▶ **Goal**: Repeat every record below exactly, but leave out any pictures.

Entries from a visual dataset
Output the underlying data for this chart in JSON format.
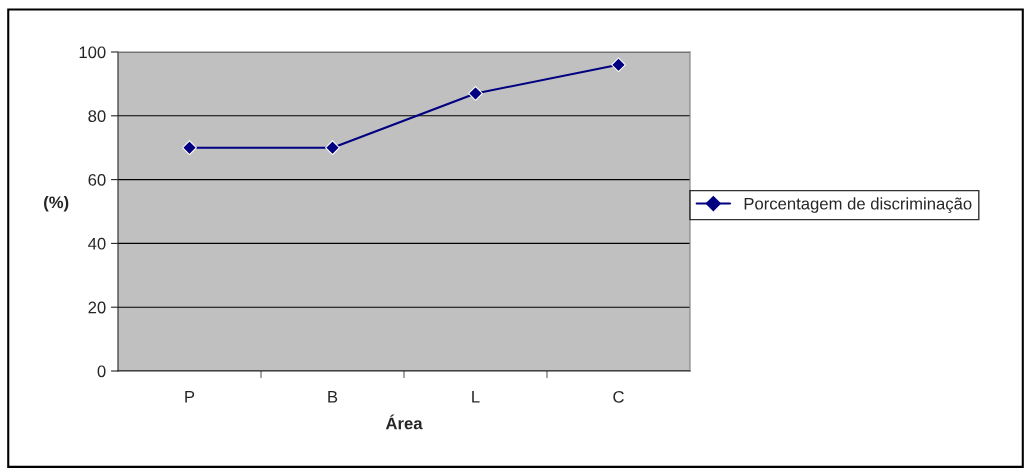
{
  "chart_data": {
    "type": "line",
    "xlabel": "Área",
    "ylabel": "(%)",
    "categories": [
      "P",
      "B",
      "L",
      "C"
    ],
    "series": [
      {
        "name": "Porcentagem de discriminação",
        "color": "#000080",
        "values": [
          70,
          70,
          87,
          96
        ]
      }
    ],
    "ylim": [
      0,
      100
    ],
    "yticks": [
      0,
      20,
      40,
      60,
      80,
      100
    ],
    "grid": "y",
    "legend": "right",
    "marker": "diamond",
    "line_style": "solid"
  }
}
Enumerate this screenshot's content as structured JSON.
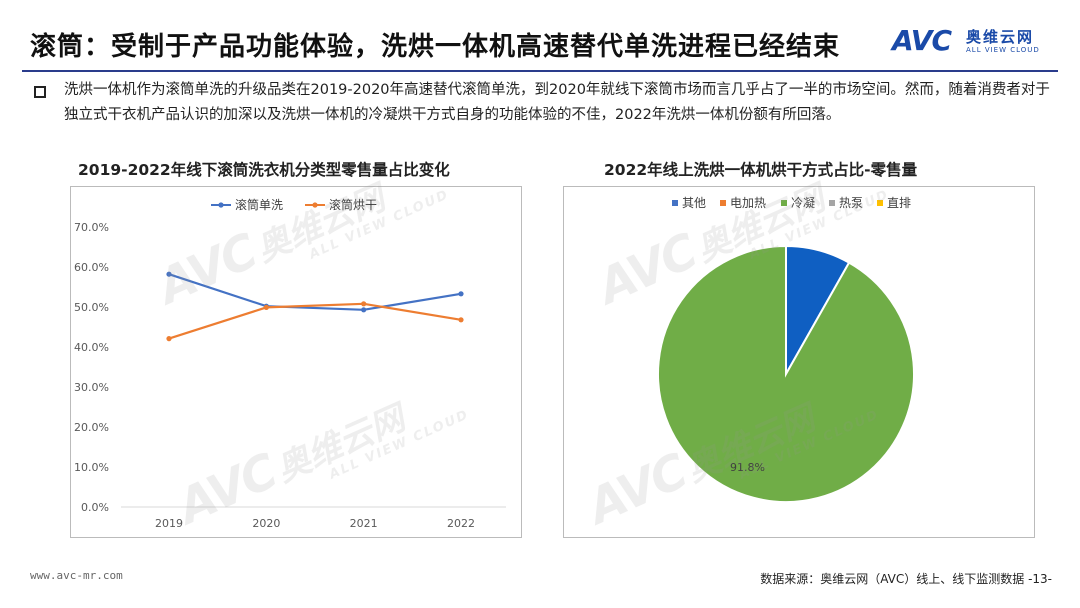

▶ **Result below**:
Output the underlying data for this chart in JSON format.
{
  "chart_data": {
    "type": "line",
    "xlabel": "Área",
    "ylabel": "(%)",
    "categories": [
      "P",
      "B",
      "L",
      "C"
    ],
    "series": [
      {
        "name": "Porcentagem de discriminação",
        "color": "#000080",
        "values": [
          70,
          70,
          87,
          96
        ]
      }
    ],
    "ylim": [
      0,
      100
    ],
    "yticks": [
      0,
      20,
      40,
      60,
      80,
      100
    ],
    "grid": "y",
    "legend": "right",
    "marker": "diamond",
    "line_style": "solid"
  }
}
Enumerate this screenshot's content as structured JSON.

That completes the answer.